TASK PROMPT: Could you copy the entries, starting at the first line and ending at the line that contains "video-tile-participant-12[interactable] — [220, 247, 438, 365]", with every "interactable" changed to "clickable" and nothing else altered?

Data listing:
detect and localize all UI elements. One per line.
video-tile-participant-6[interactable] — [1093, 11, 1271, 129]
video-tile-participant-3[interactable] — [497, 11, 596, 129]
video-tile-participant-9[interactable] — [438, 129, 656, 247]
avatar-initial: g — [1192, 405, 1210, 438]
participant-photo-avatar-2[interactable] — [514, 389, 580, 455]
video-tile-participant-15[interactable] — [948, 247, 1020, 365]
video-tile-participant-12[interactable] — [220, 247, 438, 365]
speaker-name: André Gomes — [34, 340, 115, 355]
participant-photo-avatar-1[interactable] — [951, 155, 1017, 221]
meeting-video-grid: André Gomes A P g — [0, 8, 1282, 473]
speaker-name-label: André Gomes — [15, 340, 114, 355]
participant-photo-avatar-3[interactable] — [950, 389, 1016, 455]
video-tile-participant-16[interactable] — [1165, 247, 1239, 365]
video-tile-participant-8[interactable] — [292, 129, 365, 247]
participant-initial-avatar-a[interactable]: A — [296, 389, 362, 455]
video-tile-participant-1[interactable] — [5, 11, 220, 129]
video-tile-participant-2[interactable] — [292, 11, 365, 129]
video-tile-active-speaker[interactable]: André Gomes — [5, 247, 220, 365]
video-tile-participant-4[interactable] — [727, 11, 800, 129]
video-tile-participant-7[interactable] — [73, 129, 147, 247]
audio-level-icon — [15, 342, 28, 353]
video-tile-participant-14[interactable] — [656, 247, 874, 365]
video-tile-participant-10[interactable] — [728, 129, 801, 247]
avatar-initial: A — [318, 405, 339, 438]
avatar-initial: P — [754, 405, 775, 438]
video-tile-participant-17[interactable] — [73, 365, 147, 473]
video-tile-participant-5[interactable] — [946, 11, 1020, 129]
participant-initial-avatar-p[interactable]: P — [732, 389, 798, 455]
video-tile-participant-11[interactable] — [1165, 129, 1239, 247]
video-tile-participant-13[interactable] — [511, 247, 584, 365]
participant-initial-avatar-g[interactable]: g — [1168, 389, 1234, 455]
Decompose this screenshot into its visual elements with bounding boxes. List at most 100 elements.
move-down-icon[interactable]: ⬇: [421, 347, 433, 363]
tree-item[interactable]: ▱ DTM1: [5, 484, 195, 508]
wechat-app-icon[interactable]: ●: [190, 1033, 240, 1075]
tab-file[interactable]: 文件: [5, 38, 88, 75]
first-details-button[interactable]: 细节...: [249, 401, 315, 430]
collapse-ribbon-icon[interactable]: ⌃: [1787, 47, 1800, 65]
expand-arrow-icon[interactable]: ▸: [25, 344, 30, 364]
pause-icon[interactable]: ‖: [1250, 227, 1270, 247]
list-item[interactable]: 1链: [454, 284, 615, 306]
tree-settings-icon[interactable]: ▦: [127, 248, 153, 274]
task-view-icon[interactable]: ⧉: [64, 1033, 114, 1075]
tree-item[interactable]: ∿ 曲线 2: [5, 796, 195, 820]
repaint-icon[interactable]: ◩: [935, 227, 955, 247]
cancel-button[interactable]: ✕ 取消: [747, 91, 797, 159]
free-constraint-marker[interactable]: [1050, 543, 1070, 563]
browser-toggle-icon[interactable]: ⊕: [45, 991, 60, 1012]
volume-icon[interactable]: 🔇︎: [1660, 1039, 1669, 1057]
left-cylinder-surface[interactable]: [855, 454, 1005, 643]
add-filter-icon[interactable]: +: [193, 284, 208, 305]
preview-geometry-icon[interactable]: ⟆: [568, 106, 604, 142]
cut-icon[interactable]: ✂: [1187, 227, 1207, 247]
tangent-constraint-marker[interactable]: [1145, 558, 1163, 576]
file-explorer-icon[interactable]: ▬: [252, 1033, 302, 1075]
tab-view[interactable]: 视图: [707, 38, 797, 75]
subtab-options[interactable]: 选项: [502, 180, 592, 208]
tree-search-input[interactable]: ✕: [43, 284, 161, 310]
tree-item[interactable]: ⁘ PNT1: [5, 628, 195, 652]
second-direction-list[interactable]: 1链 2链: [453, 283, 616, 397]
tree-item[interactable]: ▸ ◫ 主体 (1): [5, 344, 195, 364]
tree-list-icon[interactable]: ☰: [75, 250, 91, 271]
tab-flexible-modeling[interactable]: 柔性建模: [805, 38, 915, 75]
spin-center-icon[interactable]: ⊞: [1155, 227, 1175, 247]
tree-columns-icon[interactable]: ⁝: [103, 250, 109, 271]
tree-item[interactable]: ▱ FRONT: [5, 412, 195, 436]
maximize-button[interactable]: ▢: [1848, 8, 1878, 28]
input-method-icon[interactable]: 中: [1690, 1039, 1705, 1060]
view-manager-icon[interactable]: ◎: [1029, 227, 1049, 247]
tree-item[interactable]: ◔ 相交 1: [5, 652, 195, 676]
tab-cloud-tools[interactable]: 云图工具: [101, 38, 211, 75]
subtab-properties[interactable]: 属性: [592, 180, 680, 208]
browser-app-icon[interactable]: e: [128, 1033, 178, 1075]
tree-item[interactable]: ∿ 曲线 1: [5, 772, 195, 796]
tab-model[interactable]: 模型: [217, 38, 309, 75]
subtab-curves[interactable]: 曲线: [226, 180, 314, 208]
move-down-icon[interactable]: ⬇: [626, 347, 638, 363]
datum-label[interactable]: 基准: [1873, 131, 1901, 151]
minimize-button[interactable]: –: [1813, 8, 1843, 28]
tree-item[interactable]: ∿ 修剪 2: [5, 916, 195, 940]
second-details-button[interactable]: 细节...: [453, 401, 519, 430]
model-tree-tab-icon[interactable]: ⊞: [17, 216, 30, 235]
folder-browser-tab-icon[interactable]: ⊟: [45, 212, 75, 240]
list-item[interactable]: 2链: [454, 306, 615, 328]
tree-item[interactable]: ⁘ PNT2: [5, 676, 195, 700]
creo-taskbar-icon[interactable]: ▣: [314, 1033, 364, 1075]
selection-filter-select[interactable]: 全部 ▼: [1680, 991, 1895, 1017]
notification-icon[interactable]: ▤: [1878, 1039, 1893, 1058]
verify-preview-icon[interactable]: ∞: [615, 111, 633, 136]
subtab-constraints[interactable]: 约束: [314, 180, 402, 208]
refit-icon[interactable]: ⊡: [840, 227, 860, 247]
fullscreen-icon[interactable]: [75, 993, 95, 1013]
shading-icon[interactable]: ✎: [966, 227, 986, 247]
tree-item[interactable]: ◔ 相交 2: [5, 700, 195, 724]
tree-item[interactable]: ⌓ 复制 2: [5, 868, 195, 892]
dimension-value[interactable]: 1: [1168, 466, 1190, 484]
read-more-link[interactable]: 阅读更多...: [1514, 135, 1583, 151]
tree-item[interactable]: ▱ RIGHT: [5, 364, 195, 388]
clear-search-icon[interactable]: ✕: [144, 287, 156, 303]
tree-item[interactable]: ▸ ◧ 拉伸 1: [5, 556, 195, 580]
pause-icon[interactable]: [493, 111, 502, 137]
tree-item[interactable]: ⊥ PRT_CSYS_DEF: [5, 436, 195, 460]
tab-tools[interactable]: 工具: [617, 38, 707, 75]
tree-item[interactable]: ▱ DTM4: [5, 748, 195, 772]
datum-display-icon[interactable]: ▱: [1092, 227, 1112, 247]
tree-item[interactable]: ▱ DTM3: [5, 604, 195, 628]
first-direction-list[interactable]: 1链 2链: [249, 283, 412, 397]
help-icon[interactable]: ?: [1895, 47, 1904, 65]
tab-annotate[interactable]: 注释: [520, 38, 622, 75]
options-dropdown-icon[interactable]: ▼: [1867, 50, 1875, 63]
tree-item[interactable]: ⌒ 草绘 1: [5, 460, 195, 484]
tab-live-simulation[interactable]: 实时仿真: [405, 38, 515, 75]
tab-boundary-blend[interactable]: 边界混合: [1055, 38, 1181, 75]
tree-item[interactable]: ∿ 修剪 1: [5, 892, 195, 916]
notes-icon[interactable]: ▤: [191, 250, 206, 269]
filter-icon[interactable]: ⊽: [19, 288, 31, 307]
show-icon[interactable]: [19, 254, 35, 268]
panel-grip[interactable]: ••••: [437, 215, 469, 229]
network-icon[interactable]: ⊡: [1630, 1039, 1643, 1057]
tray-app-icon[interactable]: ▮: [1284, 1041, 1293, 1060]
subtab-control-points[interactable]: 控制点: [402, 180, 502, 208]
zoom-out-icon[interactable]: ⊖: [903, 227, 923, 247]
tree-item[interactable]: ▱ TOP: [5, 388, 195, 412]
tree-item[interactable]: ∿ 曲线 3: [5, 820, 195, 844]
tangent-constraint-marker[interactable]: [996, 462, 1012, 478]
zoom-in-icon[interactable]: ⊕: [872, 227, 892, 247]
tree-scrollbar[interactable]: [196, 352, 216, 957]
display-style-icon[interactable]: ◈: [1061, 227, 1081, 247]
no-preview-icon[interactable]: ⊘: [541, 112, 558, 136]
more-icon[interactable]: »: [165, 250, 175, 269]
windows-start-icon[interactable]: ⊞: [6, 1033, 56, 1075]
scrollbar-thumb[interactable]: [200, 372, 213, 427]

ANSWER TO THIS PROBLEM:
detect and localize all UI elements. One per line.
video-tile-participant-6[clickable] — [1093, 11, 1271, 129]
video-tile-participant-3[clickable] — [497, 11, 596, 129]
video-tile-participant-9[clickable] — [438, 129, 656, 247]
avatar-initial: g — [1192, 405, 1210, 438]
participant-photo-avatar-2[clickable] — [514, 389, 580, 455]
video-tile-participant-15[clickable] — [948, 247, 1020, 365]
video-tile-participant-12[clickable] — [220, 247, 438, 365]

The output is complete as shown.